What to do -> Every line below that holds the string "ylabel" should be copied out.

Dataset entries ->

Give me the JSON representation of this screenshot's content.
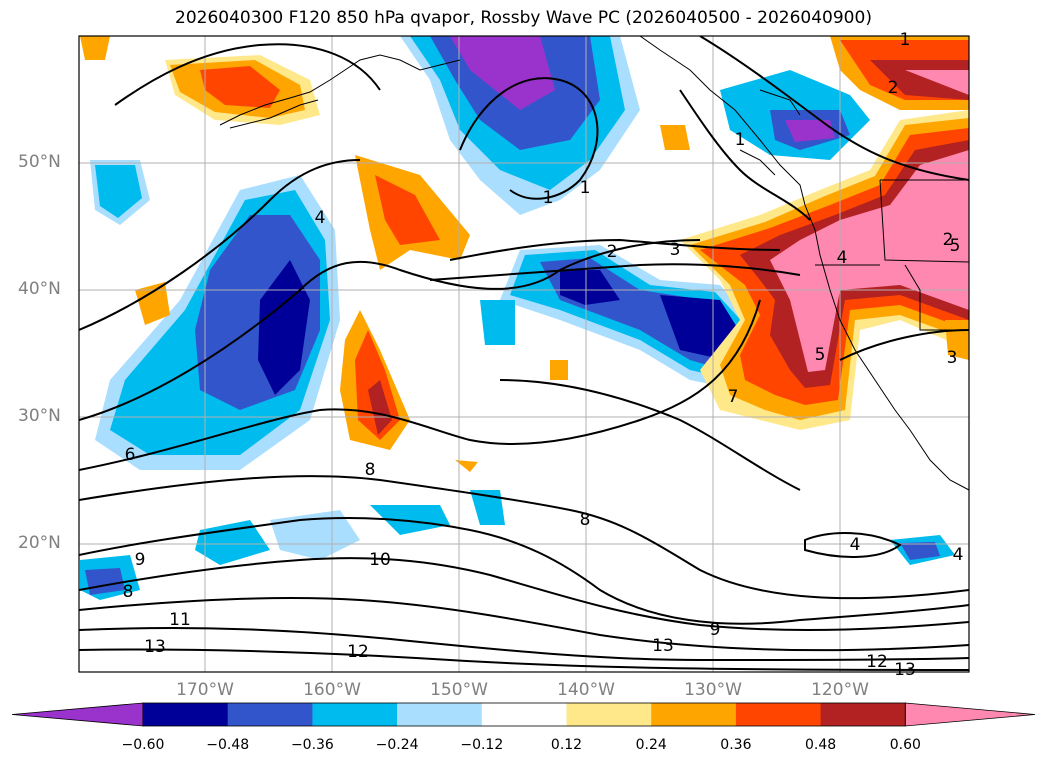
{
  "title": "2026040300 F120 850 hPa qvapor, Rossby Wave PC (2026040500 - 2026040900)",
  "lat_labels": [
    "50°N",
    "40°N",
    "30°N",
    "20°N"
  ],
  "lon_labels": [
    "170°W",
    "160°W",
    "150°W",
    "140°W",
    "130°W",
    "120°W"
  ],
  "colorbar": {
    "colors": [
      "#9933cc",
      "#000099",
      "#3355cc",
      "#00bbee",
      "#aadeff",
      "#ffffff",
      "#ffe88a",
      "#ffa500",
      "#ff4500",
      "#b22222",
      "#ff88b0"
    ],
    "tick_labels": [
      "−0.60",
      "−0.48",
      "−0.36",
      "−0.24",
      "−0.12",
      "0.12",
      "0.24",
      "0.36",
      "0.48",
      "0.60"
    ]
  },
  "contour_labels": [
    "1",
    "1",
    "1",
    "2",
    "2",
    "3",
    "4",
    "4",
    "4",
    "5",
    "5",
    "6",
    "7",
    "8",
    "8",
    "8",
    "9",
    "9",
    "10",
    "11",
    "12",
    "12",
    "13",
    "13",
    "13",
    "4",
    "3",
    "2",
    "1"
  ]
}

* * *

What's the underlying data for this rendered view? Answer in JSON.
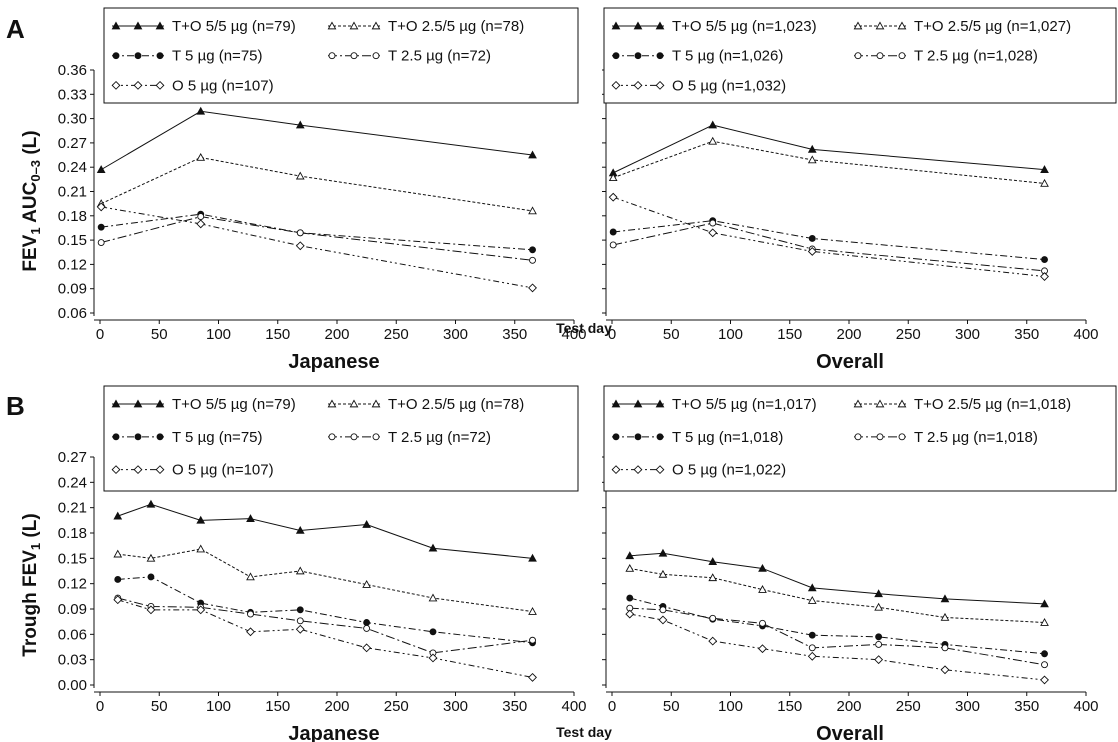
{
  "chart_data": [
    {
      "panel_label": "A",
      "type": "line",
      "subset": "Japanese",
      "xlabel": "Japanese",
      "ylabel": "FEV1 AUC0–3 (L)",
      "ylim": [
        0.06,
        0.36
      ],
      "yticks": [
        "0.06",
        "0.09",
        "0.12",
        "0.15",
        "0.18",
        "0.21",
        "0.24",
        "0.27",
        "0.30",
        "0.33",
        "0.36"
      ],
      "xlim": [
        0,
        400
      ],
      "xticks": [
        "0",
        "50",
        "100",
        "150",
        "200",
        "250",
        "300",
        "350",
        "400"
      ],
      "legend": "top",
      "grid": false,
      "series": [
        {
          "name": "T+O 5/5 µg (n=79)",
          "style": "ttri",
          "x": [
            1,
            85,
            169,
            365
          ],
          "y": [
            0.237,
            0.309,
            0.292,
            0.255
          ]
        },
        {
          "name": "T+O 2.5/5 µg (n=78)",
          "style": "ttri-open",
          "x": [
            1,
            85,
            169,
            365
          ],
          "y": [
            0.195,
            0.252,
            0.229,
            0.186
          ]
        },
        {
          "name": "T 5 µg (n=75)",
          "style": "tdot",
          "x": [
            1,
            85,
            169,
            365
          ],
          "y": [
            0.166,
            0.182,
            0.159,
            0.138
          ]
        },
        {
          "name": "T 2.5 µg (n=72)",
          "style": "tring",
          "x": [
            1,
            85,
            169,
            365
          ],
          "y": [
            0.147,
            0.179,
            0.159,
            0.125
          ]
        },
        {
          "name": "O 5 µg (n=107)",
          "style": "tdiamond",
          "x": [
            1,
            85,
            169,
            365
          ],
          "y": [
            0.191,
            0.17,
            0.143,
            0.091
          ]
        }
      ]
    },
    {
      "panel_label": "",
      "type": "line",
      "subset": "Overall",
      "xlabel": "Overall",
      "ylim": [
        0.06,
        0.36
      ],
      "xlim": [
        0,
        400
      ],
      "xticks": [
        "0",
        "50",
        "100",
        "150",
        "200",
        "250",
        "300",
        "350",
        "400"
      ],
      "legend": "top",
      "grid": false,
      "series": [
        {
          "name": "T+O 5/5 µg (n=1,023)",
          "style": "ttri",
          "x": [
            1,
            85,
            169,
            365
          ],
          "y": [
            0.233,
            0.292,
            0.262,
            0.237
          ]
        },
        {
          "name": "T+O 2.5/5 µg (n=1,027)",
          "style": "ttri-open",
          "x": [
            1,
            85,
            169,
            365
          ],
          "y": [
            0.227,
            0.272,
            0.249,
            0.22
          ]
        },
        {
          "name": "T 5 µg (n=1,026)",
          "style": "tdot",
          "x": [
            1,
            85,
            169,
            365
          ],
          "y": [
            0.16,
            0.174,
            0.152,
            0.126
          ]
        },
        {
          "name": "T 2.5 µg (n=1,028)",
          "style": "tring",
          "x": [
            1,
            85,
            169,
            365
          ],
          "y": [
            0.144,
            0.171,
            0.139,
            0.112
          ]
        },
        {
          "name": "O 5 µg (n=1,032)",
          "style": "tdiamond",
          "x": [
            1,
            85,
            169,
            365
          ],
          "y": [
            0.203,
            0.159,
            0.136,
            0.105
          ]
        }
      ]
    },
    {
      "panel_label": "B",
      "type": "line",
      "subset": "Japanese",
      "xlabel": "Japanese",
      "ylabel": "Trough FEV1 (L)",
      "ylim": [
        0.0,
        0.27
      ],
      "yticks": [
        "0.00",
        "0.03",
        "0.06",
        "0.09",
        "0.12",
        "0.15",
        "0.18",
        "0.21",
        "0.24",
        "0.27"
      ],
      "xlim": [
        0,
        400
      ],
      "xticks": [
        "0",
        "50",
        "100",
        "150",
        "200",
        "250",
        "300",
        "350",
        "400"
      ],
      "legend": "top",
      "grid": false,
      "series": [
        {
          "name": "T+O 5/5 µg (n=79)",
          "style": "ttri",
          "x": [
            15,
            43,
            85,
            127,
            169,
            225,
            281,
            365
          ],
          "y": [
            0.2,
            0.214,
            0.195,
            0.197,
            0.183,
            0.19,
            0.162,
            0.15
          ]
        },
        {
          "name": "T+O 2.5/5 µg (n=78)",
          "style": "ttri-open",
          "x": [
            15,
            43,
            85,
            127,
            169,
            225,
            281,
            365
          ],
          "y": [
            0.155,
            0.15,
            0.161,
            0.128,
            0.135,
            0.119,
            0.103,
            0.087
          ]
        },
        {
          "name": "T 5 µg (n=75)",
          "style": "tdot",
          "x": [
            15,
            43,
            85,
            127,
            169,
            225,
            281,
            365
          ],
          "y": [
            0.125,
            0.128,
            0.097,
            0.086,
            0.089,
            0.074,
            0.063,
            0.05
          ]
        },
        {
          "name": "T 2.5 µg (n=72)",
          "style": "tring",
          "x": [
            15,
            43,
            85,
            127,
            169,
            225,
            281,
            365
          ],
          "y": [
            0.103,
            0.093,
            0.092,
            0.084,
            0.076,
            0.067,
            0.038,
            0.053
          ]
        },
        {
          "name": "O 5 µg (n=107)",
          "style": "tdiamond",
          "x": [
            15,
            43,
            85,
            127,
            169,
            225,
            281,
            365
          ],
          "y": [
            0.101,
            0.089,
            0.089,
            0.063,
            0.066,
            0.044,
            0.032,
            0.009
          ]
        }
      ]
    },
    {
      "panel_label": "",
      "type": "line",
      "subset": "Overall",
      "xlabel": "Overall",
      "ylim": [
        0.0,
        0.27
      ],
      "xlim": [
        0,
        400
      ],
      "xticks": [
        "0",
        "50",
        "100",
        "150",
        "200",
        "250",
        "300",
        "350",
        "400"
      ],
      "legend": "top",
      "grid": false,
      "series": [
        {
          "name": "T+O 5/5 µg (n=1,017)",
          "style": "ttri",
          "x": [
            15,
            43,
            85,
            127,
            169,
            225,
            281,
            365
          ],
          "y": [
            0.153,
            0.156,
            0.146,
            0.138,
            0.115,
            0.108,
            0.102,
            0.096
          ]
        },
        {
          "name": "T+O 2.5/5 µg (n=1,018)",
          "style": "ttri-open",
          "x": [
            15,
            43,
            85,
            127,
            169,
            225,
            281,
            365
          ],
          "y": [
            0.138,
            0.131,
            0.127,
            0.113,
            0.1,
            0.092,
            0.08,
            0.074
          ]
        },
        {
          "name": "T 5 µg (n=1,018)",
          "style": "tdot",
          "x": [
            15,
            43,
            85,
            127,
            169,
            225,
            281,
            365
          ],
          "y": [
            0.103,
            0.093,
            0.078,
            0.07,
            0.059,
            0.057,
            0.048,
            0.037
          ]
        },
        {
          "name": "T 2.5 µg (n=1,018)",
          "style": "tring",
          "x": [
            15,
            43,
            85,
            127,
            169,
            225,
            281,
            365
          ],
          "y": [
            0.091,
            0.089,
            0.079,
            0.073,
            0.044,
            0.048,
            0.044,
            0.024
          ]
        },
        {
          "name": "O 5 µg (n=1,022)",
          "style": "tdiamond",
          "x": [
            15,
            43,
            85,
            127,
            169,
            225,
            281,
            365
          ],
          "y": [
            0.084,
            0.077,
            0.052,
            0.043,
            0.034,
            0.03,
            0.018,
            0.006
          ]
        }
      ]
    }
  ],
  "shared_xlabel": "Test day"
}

Written solution ->
      "ylabel": "FEV1 AUC0–3 (L)",
      "ylabel": "Trough FEV1 (L)",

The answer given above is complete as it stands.